— start of Exercise inputs —

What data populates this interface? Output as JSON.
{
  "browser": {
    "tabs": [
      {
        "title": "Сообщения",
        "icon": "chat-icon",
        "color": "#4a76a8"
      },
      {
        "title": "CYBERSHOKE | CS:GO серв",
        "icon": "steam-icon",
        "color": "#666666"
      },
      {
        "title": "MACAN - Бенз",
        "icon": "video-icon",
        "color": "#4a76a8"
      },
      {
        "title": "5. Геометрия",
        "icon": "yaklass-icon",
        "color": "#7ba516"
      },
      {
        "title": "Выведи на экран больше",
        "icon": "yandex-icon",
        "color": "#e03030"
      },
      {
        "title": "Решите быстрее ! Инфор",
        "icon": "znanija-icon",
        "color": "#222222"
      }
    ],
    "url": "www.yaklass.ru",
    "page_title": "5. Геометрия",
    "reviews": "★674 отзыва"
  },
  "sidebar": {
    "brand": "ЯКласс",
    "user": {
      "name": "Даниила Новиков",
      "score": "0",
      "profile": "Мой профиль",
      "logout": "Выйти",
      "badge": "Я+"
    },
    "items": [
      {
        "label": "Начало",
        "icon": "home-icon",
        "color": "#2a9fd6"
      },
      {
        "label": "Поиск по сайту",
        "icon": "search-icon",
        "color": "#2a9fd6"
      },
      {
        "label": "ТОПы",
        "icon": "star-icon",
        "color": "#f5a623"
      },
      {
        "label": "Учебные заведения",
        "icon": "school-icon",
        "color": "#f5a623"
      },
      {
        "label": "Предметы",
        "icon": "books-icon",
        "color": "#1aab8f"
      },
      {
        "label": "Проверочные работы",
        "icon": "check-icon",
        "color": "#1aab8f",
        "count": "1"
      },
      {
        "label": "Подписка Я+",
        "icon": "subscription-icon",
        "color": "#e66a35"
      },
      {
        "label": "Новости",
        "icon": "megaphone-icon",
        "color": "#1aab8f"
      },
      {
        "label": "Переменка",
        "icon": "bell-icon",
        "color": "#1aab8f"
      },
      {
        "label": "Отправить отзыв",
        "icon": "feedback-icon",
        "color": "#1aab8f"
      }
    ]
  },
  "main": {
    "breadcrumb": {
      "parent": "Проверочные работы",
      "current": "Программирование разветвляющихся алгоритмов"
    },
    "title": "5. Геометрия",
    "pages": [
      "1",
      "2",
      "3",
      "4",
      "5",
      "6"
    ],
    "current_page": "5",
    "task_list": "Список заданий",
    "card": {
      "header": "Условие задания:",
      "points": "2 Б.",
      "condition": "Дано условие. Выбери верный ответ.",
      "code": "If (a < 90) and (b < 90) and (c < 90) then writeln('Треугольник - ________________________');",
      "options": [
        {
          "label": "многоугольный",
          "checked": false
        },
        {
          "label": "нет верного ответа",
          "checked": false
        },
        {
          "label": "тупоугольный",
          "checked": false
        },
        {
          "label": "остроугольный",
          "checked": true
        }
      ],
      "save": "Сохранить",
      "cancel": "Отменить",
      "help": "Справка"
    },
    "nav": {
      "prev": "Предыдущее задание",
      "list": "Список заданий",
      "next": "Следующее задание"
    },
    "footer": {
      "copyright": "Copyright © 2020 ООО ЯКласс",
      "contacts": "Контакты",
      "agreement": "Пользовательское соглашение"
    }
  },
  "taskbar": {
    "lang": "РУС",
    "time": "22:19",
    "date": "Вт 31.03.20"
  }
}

— end of Exercise inputs —

* [What is needed] Write out the whole listing again. Match it word for word.

* [Output]
What data populates this interface? Output as JSON.
{
  "browser": {
    "tabs": [
      {
        "title": "Сообщения",
        "icon": "chat-icon",
        "color": "#4a76a8"
      },
      {
        "title": "CYBERSHOKE | CS:GO серв",
        "icon": "steam-icon",
        "color": "#666666"
      },
      {
        "title": "MACAN - Бенз",
        "icon": "video-icon",
        "color": "#4a76a8"
      },
      {
        "title": "5. Геометрия",
        "icon": "yaklass-icon",
        "color": "#7ba516"
      },
      {
        "title": "Выведи на экран больше",
        "icon": "yandex-icon",
        "color": "#e03030"
      },
      {
        "title": "Решите быстрее ! Инфор",
        "icon": "znanija-icon",
        "color": "#222222"
      }
    ],
    "url": "www.yaklass.ru",
    "page_title": "5. Геометрия",
    "reviews": "★674 отзыва"
  },
  "sidebar": {
    "brand": "ЯКласс",
    "user": {
      "name": "Даниила Новиков",
      "score": "0",
      "profile": "Мой профиль",
      "logout": "Выйти",
      "badge": "Я+"
    },
    "items": [
      {
        "label": "Начало",
        "icon": "home-icon",
        "color": "#2a9fd6"
      },
      {
        "label": "Поиск по сайту",
        "icon": "search-icon",
        "color": "#2a9fd6"
      },
      {
        "label": "ТОПы",
        "icon": "star-icon",
        "color": "#f5a623"
      },
      {
        "label": "Учебные заведения",
        "icon": "school-icon",
        "color": "#f5a623"
      },
      {
        "label": "Предметы",
        "icon": "books-icon",
        "color": "#1aab8f"
      },
      {
        "label": "Проверочные работы",
        "icon": "check-icon",
        "color": "#1aab8f",
        "count": "1"
      },
      {
        "label": "Подписка Я+",
        "icon": "subscription-icon",
        "color": "#e66a35"
      },
      {
        "label": "Новости",
        "icon": "megaphone-icon",
        "color": "#1aab8f"
      },
      {
        "label": "Переменка",
        "icon": "bell-icon",
        "color": "#1aab8f"
      },
      {
        "label": "Отправить отзыв",
        "icon": "feedback-icon",
        "color": "#1aab8f"
      }
    ]
  },
  "main": {
    "breadcrumb": {
      "parent": "Проверочные работы",
      "current": "Программирование разветвляющихся алгоритмов"
    },
    "title": "5. Геометрия",
    "pages": [
      "1",
      "2",
      "3",
      "4",
      "5",
      "6"
    ],
    "current_page": "5",
    "task_list": "Список заданий",
    "card": {
      "header": "Условие задания:",
      "points": "2 Б.",
      "condition": "Дано условие. Выбери верный ответ.",
      "code": "If (a < 90) and (b < 90) and (c < 90) then writeln('Треугольник - ________________________');",
      "options": [
        {
          "label": "многоугольный",
          "checked": false
        },
        {
          "label": "нет верного ответа",
          "checked": false
        },
        {
          "label": "тупоугольный",
          "checked": false
        },
        {
          "label": "остроугольный",
          "checked": true
        }
      ],
      "save": "Сохранить",
      "cancel": "Отменить",
      "help": "Справка"
    },
    "nav": {
      "prev": "Предыдущее задание",
      "list": "Список заданий",
      "next": "Следующее задание"
    },
    "footer": {
      "copyright": "Copyright © 2020 ООО ЯКласс",
      "contacts": "Контакты",
      "agreement": "Пользовательское соглашение"
    }
  },
  "taskbar": {
    "lang": "РУС",
    "time": "22:19",
    "date": "Вт 31.03.20"
  }
}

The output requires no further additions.